## Source
________

# Need electrical advice! Calling all electricians and experts!



## default (May 28, 2011)

So I have a 108w led fixture that's running off of a class I power supply rated IP30. When I picked up the fixture it spent some time in the rain, the unit is fine and works perfectly - but I'm just concerned about the power supply as it was on the ground and encountered some water.
I took the power supply apart and found some water on the outer casing after 4-5 days, I wiped it down and everything is still working fine. I'm just curious if having encountered water pose any risk to the power supply? Also, would you recommend switching it to a waterproof power supply?
I'm just worried, as the light would be on for ~14 hours a day, I want to minimize as much risk as possible.
Thanks


----------



## tom g (Jul 8, 2009)

*just my opinion*

In the mechanic world if u have to think about then u know the only 
real answer is to replace it.
just my opinion


----------



## default (May 28, 2011)

tom g said:


> In the mechanic world if u have to think about then u know the only
> real answer is to replace it.
> just my opinion


That's what I was thinking.. But I took it apart several times, got some oily white gel all over my hands! But the power supply looks fine and operates fine as well.. I'm just not familiar with led power supplies and if they carry the same risks as ballast for mh and t5s?


----------



## brycon (Aug 5, 2014)

default said:


> But I took it apart several times, got some oily white gel all over my hands!


That may be a sign of corrosion.

I bought a used AC500 a few years back and the cord was frayed. The previous owner had used electrical tape to fix it. About a week of me using it, the electrical plug had oily white residue on it. I didn't take any chances and cut that section of cord off and installed a new electrical plug. I have had no issues since.

Suggest you do a Google search on corrosion and cleaning if you decide not to replace the power supply.


----------



## cica (Feb 10, 2013)

The oily white gel could also be heat sink compound. If so, than I would not clean it off.


----------



## 50seven (Feb 14, 2010)

________

## Task input

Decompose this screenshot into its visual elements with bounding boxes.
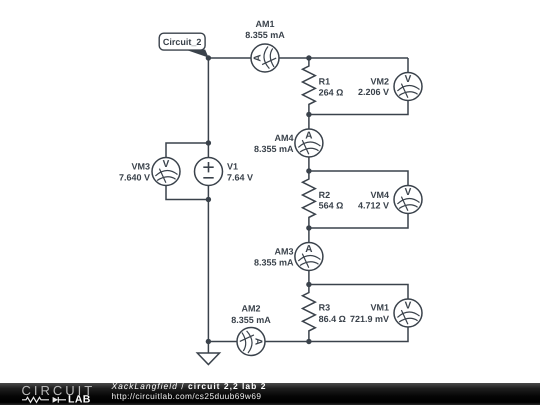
- svg-text:R2: R2: [319, 190, 331, 200]
- wire left column: [207, 58, 209, 342]
- voltmeter VM2: [394, 73, 422, 101]
- resistor R1: [303, 58, 316, 115]
- svg-text:AM4: AM4: [274, 133, 293, 143]
- svg-text:AM2: AM2: [241, 304, 260, 314]
- svg-text:2.206 V: 2.206 V: [358, 87, 389, 97]
- svg-text:VM2: VM2: [370, 76, 389, 86]
- wire bottom rail: [208, 341, 309, 343]
- voltmeter VM4: [394, 186, 422, 214]
- node top of R3: [306, 282, 311, 287]
- svg-text:A: A: [253, 54, 264, 61]
- wire middle column AM4: [308, 115, 310, 172]
- resistor R3: [303, 285, 316, 342]
- ammeter AM1: [251, 44, 279, 72]
- wire VM3 branch: [166, 143, 208, 200]
- svg-text:721.9 mV: 721.9 mV: [350, 314, 389, 324]
- svg-text:V: V: [405, 187, 412, 198]
- ammeter AM4: [295, 129, 323, 157]
- svg-text:http://circuitlab.com/cs25duub: http://circuitlab.com/cs25duub69w69: [112, 391, 262, 401]
- svg-text:AM1: AM1: [255, 19, 274, 29]
- node VM3 bottom: [206, 197, 211, 202]
- svg-text:V: V: [163, 159, 170, 170]
- resistor R2: [303, 171, 316, 228]
- svg-text:7.640 V: 7.640 V: [119, 172, 150, 182]
- node A (top-left junction): [206, 55, 211, 60]
- svg-text:86.4 Ω: 86.4 Ω: [319, 314, 346, 324]
- wire VM2 branch: [309, 58, 408, 115]
- svg-text:Circuit_2: Circuit_2: [163, 37, 202, 47]
- ground: [197, 342, 219, 365]
- svg-text:8.355 mA: 8.355 mA: [254, 257, 294, 267]
- wire VM1 branch: [309, 285, 408, 342]
- node bottom of R1: [306, 112, 311, 117]
- svg-text:V1: V1: [227, 162, 238, 172]
- voltmeter VM3: [152, 158, 180, 186]
- voltage source V1: [195, 158, 223, 186]
- node bottom of R2: [306, 225, 311, 230]
- node bottom of R3: [306, 339, 311, 344]
- svg-text:VM4: VM4: [370, 190, 389, 200]
- wire middle column AM3: [308, 228, 310, 285]
- svg-text:VM3: VM3: [131, 162, 150, 172]
- svg-text:4.712 V: 4.712 V: [358, 201, 389, 211]
- svg-text:8.355 mA: 8.355 mA: [245, 30, 285, 40]
- wire VM4 branch: [309, 171, 408, 228]
- svg-text:A: A: [305, 131, 312, 142]
- svg-text:V: V: [405, 301, 412, 312]
- svg-text:R1: R1: [319, 77, 331, 87]
- node ground junction: [206, 339, 211, 344]
- node top of R1: [306, 55, 311, 60]
- node VM3 top: [206, 140, 211, 145]
- svg-text:A: A: [305, 244, 312, 255]
- svg-text:XackLangfield / circuit 2,2 la: XackLangfield / circuit 2,2 lab 2: [111, 381, 267, 391]
- node top of R2: [306, 168, 311, 173]
- svg-text:V: V: [405, 74, 412, 85]
- svg-text:A: A: [252, 338, 263, 345]
- svg-text:AM3: AM3: [274, 246, 293, 256]
- ammeter AM3: [295, 243, 323, 271]
- footer bar: [0, 383, 540, 405]
- svg-text:7.64 V: 7.64 V: [227, 172, 253, 182]
- svg-text:8.355 mA: 8.355 mA: [254, 144, 294, 154]
- svg-text:264 Ω: 264 Ω: [319, 88, 344, 98]
- svg-text:R3: R3: [319, 303, 331, 313]
- wire top rail: [208, 57, 408, 59]
- svg-text:VM1: VM1: [370, 303, 389, 313]
- net label Circuit_2: [159, 33, 208, 57]
- ammeter AM2: [237, 328, 265, 356]
- voltmeter VM1: [394, 299, 422, 327]
- svg-text:LAB: LAB: [68, 394, 91, 405]
- svg-text:564 Ω: 564 Ω: [319, 201, 344, 211]
- svg-text:8.355 mA: 8.355 mA: [231, 315, 271, 325]
- footer logo resistor-diode icon: [22, 397, 66, 403]
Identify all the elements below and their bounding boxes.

________

## Requirements
- a) According to the forum thread, about how many hours a day would the light be on?
- b) Return the lines of the entries starting at the line containing "- svg-text:R2: R2: [319, 190, 331, 200]" and ending at the line containing "- svg-text:VM4: VM4: [370, 190, 389, 200]", both included.
The forum thread and the entries are unrelated to each other.

## The replies
- a) About 14 hours a day.

- b)
- svg-text:R2: R2: [319, 190, 331, 200]
- wire left column: [207, 58, 209, 342]
- voltmeter VM2: [394, 73, 422, 101]
- resistor R1: [303, 58, 316, 115]
- svg-text:AM4: AM4: [274, 133, 293, 143]
- svg-text:AM2: AM2: [241, 304, 260, 314]
- svg-text:2.206 V: 2.206 V: [358, 87, 389, 97]
- svg-text:VM2: VM2: [370, 76, 389, 86]
- wire bottom rail: [208, 341, 309, 343]
- voltmeter VM4: [394, 186, 422, 214]
- node top of R3: [306, 282, 311, 287]
- svg-text:A: A: [253, 54, 264, 61]
- wire middle column AM4: [308, 115, 310, 172]
- resistor R3: [303, 285, 316, 342]
- ammeter AM1: [251, 44, 279, 72]
- wire VM3 branch: [166, 143, 208, 200]
- svg-text:721.9 mV: 721.9 mV: [350, 314, 389, 324]
- svg-text:V: V: [405, 187, 412, 198]
- ammeter AM4: [295, 129, 323, 157]
- svg-text:http://circuitlab.com/cs25duub: http://circuitlab.com/cs25duub69w69: [112, 391, 262, 401]
- svg-text:AM1: AM1: [255, 19, 274, 29]
- node VM3 bottom: [206, 197, 211, 202]
- svg-text:V: V: [163, 159, 170, 170]
- resistor R2: [303, 171, 316, 228]
- svg-text:7.640 V: 7.640 V: [119, 172, 150, 182]
- node A (top-left junction): [206, 55, 211, 60]
- svg-text:86.4 Ω: 86.4 Ω: [319, 314, 346, 324]
- wire VM2 branch: [309, 58, 408, 115]
- svg-text:Circuit_2: Circuit_2: [163, 37, 202, 47]
- ground: [197, 342, 219, 365]
- svg-text:8.355 mA: 8.355 mA: [254, 257, 294, 267]
- wire VM1 branch: [309, 285, 408, 342]
- node bottom of R1: [306, 112, 311, 117]
- svg-text:V1: V1: [227, 162, 238, 172]
- voltmeter VM3: [152, 158, 180, 186]
- voltage source V1: [195, 158, 223, 186]
- node bottom of R2: [306, 225, 311, 230]
- node bottom of R3: [306, 339, 311, 344]
- svg-text:VM4: VM4: [370, 190, 389, 200]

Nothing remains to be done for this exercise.